## [EXERCISE GOAL]
Which lines hold the word "choose"? Show each of them.

[Stored entries]

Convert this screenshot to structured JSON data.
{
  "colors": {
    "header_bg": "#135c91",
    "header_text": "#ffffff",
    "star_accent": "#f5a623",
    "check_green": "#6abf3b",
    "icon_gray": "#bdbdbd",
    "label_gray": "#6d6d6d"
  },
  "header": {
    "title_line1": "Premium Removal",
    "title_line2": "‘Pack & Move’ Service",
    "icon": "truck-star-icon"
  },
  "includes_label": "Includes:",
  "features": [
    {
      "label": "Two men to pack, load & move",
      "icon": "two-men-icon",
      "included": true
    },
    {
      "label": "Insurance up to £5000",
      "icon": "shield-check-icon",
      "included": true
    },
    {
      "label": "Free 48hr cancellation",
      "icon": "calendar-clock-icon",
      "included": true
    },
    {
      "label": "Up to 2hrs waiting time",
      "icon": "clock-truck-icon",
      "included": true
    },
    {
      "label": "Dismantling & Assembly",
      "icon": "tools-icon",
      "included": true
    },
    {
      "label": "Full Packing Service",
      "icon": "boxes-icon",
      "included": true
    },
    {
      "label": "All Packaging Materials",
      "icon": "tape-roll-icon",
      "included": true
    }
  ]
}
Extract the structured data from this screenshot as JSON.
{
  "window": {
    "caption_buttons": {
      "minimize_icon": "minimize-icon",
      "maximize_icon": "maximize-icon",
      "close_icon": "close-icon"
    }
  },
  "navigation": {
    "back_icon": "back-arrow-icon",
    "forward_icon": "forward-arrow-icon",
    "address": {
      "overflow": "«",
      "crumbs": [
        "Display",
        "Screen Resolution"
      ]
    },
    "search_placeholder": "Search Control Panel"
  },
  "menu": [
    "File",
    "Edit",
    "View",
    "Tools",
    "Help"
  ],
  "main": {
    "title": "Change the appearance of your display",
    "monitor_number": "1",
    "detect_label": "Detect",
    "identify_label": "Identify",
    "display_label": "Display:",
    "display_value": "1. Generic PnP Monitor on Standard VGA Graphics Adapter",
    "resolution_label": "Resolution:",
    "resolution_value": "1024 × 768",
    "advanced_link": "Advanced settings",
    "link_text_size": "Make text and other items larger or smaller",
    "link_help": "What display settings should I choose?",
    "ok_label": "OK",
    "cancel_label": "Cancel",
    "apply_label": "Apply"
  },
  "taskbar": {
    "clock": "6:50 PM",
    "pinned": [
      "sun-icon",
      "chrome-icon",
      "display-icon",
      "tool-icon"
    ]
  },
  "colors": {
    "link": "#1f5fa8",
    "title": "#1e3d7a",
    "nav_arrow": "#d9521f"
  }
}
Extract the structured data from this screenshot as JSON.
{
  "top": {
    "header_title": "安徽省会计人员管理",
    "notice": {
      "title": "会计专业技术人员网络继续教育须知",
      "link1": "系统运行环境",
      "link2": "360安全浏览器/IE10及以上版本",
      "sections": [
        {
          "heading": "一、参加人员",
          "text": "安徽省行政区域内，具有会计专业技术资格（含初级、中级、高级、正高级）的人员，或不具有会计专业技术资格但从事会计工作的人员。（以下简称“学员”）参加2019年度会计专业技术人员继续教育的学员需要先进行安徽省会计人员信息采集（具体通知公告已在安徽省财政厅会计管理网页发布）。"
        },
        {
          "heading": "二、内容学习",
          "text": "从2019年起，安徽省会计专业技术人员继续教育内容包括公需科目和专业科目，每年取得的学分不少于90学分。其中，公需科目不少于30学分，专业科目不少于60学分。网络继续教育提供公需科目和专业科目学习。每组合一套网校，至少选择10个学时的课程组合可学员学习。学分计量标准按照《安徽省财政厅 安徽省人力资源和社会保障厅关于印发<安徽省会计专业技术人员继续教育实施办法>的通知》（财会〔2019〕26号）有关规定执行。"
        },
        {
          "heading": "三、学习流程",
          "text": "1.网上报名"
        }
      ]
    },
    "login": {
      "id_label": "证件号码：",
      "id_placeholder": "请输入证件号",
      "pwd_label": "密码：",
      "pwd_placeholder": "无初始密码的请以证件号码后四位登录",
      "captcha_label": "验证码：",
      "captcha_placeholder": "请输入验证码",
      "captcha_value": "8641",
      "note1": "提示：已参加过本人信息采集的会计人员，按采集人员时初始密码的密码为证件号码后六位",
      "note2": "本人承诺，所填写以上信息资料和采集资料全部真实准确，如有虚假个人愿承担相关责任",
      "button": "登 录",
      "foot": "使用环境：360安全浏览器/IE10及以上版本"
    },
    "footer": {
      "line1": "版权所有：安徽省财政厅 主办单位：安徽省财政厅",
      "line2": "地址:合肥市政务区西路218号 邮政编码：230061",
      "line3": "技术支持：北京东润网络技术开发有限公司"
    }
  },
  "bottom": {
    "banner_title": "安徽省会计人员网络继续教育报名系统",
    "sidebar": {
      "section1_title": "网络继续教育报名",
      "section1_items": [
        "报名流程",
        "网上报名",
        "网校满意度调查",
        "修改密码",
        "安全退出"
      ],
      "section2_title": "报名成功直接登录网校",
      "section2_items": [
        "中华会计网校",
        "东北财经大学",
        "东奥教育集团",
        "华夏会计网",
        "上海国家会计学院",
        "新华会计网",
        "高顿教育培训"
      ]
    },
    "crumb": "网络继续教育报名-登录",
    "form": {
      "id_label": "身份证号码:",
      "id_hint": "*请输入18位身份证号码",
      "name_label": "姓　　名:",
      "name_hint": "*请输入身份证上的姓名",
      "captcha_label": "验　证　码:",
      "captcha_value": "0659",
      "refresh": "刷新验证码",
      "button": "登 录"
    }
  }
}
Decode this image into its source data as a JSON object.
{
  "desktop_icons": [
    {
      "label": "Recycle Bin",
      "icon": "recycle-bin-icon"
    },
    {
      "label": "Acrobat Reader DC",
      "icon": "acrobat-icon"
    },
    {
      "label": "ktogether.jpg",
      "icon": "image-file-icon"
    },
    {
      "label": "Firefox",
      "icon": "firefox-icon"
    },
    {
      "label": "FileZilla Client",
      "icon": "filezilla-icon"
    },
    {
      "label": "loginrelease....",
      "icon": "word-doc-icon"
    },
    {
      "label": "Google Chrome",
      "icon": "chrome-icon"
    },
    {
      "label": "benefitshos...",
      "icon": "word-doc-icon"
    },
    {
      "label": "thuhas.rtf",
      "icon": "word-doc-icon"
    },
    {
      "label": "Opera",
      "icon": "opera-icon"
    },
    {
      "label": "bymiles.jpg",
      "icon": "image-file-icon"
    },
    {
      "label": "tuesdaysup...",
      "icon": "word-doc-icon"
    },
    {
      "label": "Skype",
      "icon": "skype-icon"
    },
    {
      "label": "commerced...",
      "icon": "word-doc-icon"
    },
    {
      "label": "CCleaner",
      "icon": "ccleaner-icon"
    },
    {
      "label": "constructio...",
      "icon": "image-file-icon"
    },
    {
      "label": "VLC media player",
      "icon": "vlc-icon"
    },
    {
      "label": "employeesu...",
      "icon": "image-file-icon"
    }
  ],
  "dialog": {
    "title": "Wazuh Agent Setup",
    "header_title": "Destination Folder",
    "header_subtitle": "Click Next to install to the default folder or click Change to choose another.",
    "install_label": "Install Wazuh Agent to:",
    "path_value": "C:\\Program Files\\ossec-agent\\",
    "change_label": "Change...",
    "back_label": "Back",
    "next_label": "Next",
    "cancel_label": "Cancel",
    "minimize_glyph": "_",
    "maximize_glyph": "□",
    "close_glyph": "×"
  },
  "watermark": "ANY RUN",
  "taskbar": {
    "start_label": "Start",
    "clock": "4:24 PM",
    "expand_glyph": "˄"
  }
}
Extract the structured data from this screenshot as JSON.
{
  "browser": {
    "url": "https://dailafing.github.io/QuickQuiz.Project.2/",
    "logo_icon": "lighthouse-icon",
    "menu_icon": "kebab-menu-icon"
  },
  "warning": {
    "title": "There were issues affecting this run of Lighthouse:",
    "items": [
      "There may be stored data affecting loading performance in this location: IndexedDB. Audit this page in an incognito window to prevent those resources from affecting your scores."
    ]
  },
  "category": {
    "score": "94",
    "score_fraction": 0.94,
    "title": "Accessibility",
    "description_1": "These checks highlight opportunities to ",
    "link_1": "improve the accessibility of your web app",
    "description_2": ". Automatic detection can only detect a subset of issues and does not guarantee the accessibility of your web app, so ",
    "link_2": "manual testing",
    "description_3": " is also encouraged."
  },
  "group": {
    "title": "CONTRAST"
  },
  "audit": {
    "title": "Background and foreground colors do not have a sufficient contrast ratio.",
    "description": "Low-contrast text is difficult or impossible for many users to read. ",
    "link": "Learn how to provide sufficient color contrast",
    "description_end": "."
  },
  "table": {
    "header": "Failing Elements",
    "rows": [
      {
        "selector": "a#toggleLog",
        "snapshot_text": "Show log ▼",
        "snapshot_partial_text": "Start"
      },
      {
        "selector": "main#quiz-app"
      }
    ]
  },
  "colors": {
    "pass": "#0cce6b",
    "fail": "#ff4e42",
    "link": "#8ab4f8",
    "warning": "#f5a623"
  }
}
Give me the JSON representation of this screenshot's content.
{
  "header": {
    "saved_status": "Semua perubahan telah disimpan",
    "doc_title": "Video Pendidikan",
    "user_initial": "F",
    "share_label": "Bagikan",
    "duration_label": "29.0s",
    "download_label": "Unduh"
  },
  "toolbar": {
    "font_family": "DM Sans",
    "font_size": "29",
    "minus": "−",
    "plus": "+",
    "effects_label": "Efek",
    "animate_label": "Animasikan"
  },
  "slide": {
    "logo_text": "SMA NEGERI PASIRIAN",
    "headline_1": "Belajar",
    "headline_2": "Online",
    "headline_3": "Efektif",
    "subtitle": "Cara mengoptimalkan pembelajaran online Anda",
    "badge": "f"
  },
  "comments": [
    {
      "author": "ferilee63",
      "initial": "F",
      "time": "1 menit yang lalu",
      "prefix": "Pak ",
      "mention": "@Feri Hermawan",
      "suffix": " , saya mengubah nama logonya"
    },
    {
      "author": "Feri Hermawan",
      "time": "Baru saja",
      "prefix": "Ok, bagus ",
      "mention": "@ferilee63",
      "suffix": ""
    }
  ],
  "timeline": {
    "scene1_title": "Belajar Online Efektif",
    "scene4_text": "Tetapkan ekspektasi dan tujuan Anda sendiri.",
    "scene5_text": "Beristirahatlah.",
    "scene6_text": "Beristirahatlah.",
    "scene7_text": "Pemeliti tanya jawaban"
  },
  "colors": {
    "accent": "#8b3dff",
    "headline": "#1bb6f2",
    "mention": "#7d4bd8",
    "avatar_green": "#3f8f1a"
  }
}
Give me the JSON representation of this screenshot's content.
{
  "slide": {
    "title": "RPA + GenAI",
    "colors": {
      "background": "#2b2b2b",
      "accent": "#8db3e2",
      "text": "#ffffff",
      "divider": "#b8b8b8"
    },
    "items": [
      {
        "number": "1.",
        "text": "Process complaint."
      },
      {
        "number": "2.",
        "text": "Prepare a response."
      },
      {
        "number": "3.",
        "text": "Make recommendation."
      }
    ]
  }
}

## [REPLY TO THE TASK]
    "link_help": "What display settings should I choose?",
    "header_subtitle": "Click Next to install to the default folder or click Change to choose another.",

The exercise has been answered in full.